▶ [Figure collection entries]:
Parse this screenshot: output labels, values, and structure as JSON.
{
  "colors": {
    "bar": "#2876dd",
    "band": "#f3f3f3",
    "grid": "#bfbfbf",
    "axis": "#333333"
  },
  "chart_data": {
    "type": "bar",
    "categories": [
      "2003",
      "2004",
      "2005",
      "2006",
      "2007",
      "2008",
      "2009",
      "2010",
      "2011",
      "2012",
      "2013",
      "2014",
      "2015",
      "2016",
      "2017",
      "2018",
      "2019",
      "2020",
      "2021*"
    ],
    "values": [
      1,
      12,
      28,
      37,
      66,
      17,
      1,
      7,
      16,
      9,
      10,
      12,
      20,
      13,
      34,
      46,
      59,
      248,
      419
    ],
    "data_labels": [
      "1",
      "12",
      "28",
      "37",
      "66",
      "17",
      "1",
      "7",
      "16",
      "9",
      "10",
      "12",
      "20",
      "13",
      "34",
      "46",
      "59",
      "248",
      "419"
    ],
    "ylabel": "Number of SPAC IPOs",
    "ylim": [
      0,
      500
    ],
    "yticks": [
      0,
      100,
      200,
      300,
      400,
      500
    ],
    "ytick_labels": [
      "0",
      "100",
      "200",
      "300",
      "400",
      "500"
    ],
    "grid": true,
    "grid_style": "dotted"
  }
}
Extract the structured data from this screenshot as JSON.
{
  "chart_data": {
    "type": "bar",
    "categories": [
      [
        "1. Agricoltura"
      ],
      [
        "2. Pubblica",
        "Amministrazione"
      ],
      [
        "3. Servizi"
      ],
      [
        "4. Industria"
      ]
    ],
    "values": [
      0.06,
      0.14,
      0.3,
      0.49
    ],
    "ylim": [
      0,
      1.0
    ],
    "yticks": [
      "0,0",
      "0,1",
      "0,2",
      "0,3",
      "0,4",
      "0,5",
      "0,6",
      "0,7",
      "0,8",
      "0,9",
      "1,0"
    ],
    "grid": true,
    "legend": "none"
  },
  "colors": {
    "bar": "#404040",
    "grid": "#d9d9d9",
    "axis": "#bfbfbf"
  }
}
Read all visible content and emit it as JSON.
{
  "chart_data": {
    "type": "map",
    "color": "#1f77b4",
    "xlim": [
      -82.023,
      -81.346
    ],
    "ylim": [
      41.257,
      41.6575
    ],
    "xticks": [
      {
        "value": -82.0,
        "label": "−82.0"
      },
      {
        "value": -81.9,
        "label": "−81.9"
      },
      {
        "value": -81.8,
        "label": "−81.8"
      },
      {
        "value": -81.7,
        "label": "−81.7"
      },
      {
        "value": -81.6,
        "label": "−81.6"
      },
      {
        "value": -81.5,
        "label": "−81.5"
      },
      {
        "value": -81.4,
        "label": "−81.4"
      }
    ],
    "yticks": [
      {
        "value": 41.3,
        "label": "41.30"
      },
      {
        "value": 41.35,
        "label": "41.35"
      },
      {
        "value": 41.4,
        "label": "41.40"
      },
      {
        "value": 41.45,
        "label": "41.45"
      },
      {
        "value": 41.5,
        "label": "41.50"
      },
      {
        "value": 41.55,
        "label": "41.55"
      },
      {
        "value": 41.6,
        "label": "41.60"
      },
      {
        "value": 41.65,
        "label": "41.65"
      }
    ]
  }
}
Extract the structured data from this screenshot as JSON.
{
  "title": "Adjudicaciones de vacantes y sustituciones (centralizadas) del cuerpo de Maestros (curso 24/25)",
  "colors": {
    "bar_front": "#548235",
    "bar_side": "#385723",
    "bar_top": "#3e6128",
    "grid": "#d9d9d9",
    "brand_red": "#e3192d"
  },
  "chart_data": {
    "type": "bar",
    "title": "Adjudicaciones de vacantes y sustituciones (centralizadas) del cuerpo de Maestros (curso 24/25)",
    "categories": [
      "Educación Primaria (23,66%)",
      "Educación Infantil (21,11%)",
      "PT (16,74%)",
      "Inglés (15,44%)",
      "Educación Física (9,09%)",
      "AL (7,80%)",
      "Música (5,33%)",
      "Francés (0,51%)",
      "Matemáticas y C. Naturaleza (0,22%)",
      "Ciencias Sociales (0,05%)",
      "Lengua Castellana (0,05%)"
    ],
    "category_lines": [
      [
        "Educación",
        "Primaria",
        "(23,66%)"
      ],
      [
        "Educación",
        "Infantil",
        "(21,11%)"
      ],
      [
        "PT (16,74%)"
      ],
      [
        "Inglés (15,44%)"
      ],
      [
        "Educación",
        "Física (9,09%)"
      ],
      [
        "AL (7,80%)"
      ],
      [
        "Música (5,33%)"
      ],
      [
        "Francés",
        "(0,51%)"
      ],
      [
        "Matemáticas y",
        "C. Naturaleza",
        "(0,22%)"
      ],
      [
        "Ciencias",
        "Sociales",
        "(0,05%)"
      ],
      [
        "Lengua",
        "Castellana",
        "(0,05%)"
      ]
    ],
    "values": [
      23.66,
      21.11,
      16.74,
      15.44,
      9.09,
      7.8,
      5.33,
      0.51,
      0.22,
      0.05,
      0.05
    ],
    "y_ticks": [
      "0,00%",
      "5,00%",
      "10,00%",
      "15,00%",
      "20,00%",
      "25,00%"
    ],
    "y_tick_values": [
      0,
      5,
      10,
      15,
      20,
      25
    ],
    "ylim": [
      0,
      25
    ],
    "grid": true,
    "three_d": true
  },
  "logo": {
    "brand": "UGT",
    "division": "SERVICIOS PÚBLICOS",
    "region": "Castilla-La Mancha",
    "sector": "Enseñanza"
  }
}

▶ [YOUR TASK]: Take the listing above and write it out again exactly.

▶ [EXERCISE RESULT]:
Parse this screenshot: output labels, values, and structure as JSON.
{
  "colors": {
    "bar": "#2876dd",
    "band": "#f3f3f3",
    "grid": "#bfbfbf",
    "axis": "#333333"
  },
  "chart_data": {
    "type": "bar",
    "categories": [
      "2003",
      "2004",
      "2005",
      "2006",
      "2007",
      "2008",
      "2009",
      "2010",
      "2011",
      "2012",
      "2013",
      "2014",
      "2015",
      "2016",
      "2017",
      "2018",
      "2019",
      "2020",
      "2021*"
    ],
    "values": [
      1,
      12,
      28,
      37,
      66,
      17,
      1,
      7,
      16,
      9,
      10,
      12,
      20,
      13,
      34,
      46,
      59,
      248,
      419
    ],
    "data_labels": [
      "1",
      "12",
      "28",
      "37",
      "66",
      "17",
      "1",
      "7",
      "16",
      "9",
      "10",
      "12",
      "20",
      "13",
      "34",
      "46",
      "59",
      "248",
      "419"
    ],
    "ylabel": "Number of SPAC IPOs",
    "ylim": [
      0,
      500
    ],
    "yticks": [
      0,
      100,
      200,
      300,
      400,
      500
    ],
    "ytick_labels": [
      "0",
      "100",
      "200",
      "300",
      "400",
      "500"
    ],
    "grid": true,
    "grid_style": "dotted"
  }
}
Extract the structured data from this screenshot as JSON.
{
  "chart_data": {
    "type": "bar",
    "categories": [
      [
        "1. Agricoltura"
      ],
      [
        "2. Pubblica",
        "Amministrazione"
      ],
      [
        "3. Servizi"
      ],
      [
        "4. Industria"
      ]
    ],
    "values": [
      0.06,
      0.14,
      0.3,
      0.49
    ],
    "ylim": [
      0,
      1.0
    ],
    "yticks": [
      "0,0",
      "0,1",
      "0,2",
      "0,3",
      "0,4",
      "0,5",
      "0,6",
      "0,7",
      "0,8",
      "0,9",
      "1,0"
    ],
    "grid": true,
    "legend": "none"
  },
  "colors": {
    "bar": "#404040",
    "grid": "#d9d9d9",
    "axis": "#bfbfbf"
  }
}
Read all visible content and emit it as JSON.
{
  "chart_data": {
    "type": "map",
    "color": "#1f77b4",
    "xlim": [
      -82.023,
      -81.346
    ],
    "ylim": [
      41.257,
      41.6575
    ],
    "xticks": [
      {
        "value": -82.0,
        "label": "−82.0"
      },
      {
        "value": -81.9,
        "label": "−81.9"
      },
      {
        "value": -81.8,
        "label": "−81.8"
      },
      {
        "value": -81.7,
        "label": "−81.7"
      },
      {
        "value": -81.6,
        "label": "−81.6"
      },
      {
        "value": -81.5,
        "label": "−81.5"
      },
      {
        "value": -81.4,
        "label": "−81.4"
      }
    ],
    "yticks": [
      {
        "value": 41.3,
        "label": "41.30"
      },
      {
        "value": 41.35,
        "label": "41.35"
      },
      {
        "value": 41.4,
        "label": "41.40"
      },
      {
        "value": 41.45,
        "label": "41.45"
      },
      {
        "value": 41.5,
        "label": "41.50"
      },
      {
        "value": 41.55,
        "label": "41.55"
      },
      {
        "value": 41.6,
        "label": "41.60"
      },
      {
        "value": 41.65,
        "label": "41.65"
      }
    ]
  }
}
Extract the structured data from this screenshot as JSON.
{
  "title": "Adjudicaciones de vacantes y sustituciones (centralizadas) del cuerpo de Maestros (curso 24/25)",
  "colors": {
    "bar_front": "#548235",
    "bar_side": "#385723",
    "bar_top": "#3e6128",
    "grid": "#d9d9d9",
    "brand_red": "#e3192d"
  },
  "chart_data": {
    "type": "bar",
    "title": "Adjudicaciones de vacantes y sustituciones (centralizadas) del cuerpo de Maestros (curso 24/25)",
    "categories": [
      "Educación Primaria (23,66%)",
      "Educación Infantil (21,11%)",
      "PT (16,74%)",
      "Inglés (15,44%)",
      "Educación Física (9,09%)",
      "AL (7,80%)",
      "Música (5,33%)",
      "Francés (0,51%)",
      "Matemáticas y C. Naturaleza (0,22%)",
      "Ciencias Sociales (0,05%)",
      "Lengua Castellana (0,05%)"
    ],
    "category_lines": [
      [
        "Educación",
        "Primaria",
        "(23,66%)"
      ],
      [
        "Educación",
        "Infantil",
        "(21,11%)"
      ],
      [
        "PT (16,74%)"
      ],
      [
        "Inglés (15,44%)"
      ],
      [
        "Educación",
        "Física (9,09%)"
      ],
      [
        "AL (7,80%)"
      ],
      [
        "Música (5,33%)"
      ],
      [
        "Francés",
        "(0,51%)"
      ],
      [
        "Matemáticas y",
        "C. Naturaleza",
        "(0,22%)"
      ],
      [
        "Ciencias",
        "Sociales",
        "(0,05%)"
      ],
      [
        "Lengua",
        "Castellana",
        "(0,05%)"
      ]
    ],
    "values": [
      23.66,
      21.11,
      16.74,
      15.44,
      9.09,
      7.8,
      5.33,
      0.51,
      0.22,
      0.05,
      0.05
    ],
    "y_ticks": [
      "0,00%",
      "5,00%",
      "10,00%",
      "15,00%",
      "20,00%",
      "25,00%"
    ],
    "y_tick_values": [
      0,
      5,
      10,
      15,
      20,
      25
    ],
    "ylim": [
      0,
      25
    ],
    "grid": true,
    "three_d": true
  },
  "logo": {
    "brand": "UGT",
    "division": "SERVICIOS PÚBLICOS",
    "region": "Castilla-La Mancha",
    "sector": "Enseñanza"
  }
}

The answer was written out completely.